- Stored rows
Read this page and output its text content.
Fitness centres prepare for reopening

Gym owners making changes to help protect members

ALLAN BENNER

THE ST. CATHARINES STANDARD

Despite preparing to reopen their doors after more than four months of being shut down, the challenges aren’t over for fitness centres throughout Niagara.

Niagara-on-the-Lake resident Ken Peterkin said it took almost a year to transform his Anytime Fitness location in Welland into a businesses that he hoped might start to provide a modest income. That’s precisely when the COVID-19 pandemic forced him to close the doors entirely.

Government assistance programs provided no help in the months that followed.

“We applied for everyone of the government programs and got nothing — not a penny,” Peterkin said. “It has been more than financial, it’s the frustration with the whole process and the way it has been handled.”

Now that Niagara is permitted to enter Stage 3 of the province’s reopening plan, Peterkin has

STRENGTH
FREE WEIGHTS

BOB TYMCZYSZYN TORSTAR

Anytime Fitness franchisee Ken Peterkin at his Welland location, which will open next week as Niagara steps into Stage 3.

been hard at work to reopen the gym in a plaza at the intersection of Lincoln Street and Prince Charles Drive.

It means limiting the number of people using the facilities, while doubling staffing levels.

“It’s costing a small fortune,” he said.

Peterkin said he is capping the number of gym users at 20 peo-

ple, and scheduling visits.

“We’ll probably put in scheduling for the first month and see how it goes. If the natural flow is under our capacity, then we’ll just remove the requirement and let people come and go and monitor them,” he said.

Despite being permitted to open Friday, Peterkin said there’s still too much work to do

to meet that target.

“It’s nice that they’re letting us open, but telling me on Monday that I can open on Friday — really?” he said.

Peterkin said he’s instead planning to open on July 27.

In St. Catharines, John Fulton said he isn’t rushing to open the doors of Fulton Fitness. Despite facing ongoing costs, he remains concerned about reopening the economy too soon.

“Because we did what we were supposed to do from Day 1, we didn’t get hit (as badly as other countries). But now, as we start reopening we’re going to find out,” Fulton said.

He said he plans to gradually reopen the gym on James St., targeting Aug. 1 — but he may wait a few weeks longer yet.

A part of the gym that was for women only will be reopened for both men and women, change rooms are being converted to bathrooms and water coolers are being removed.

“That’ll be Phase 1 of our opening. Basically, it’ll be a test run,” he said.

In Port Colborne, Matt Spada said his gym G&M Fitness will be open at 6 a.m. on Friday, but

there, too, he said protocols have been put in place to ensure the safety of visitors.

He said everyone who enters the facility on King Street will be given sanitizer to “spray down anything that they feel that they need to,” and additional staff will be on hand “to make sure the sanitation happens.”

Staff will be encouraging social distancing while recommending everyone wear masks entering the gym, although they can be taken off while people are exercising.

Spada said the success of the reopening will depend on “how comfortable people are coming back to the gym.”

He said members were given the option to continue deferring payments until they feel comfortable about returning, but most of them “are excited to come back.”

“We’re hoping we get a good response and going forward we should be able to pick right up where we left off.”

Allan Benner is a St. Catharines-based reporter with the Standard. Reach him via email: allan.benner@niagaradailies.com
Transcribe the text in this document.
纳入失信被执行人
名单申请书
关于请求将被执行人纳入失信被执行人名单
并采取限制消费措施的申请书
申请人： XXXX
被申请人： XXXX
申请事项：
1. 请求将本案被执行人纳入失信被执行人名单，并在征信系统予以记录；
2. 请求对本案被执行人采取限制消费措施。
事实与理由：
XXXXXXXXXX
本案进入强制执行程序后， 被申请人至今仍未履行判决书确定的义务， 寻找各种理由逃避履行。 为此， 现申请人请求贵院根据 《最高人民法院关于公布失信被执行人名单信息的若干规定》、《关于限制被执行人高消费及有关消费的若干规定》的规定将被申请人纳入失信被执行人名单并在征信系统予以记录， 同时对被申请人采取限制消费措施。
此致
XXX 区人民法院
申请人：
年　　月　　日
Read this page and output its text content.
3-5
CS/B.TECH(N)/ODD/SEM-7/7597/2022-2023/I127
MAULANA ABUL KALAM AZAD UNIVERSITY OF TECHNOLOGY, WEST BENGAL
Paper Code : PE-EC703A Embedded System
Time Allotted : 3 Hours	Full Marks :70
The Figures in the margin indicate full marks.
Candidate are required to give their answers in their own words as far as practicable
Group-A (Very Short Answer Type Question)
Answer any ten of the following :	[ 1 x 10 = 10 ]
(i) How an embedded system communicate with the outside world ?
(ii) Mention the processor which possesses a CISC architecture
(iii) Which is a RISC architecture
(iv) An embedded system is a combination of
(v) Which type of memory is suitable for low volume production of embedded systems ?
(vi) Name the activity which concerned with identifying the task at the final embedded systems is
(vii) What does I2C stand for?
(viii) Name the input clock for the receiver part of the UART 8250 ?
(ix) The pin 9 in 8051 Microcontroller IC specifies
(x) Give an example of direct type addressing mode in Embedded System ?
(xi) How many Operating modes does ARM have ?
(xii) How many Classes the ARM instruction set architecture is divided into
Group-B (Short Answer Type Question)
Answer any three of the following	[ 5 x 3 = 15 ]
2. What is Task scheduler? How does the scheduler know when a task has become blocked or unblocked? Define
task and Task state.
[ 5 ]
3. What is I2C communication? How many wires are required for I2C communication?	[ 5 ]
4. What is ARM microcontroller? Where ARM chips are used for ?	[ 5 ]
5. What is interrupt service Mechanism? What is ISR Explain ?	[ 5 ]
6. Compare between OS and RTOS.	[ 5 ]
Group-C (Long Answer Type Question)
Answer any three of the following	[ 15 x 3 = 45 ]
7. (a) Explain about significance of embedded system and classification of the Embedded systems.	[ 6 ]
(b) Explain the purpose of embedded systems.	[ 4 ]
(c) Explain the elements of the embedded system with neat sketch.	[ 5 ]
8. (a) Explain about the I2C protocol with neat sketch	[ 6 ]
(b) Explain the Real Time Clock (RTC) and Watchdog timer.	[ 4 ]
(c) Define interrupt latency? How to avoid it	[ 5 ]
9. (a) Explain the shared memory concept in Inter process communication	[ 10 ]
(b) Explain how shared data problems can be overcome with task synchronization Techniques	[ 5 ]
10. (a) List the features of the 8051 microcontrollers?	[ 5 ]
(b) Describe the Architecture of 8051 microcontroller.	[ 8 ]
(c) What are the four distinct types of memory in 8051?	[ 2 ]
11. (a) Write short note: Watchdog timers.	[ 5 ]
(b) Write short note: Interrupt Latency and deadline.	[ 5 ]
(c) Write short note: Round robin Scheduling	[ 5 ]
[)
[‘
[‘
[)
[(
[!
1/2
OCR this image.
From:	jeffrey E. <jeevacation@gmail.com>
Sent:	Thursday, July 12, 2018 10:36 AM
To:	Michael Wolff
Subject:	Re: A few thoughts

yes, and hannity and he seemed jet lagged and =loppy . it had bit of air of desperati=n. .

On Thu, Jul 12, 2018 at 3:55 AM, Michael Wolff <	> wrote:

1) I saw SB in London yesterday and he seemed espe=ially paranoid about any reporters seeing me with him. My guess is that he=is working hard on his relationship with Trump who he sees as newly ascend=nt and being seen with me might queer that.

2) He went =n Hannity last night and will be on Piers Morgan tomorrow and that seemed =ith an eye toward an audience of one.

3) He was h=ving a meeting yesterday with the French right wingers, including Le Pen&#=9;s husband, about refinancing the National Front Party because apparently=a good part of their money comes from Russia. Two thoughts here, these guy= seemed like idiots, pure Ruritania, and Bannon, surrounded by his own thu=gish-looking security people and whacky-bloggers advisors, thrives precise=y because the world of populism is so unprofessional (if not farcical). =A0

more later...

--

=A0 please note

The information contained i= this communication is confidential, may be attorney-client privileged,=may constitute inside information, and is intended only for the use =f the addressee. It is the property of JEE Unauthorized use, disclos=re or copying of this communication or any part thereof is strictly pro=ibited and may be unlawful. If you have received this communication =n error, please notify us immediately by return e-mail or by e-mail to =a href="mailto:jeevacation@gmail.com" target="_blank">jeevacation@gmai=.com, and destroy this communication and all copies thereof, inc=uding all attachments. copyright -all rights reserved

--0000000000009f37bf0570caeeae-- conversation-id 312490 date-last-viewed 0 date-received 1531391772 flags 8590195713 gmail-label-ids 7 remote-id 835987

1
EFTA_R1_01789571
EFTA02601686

- Required work
Each line holding "were" must be found and copied.

- Solution to the problem
“Because we did what we were supposed to do from Day 1, we didn’t get hit (as badly as other countries). But now, as we start reopening we’re going to find out,” Fulton said.
He said members were given the option to continue deferring payments until they feel comfortable about returning, but most of them “are excited to come back.”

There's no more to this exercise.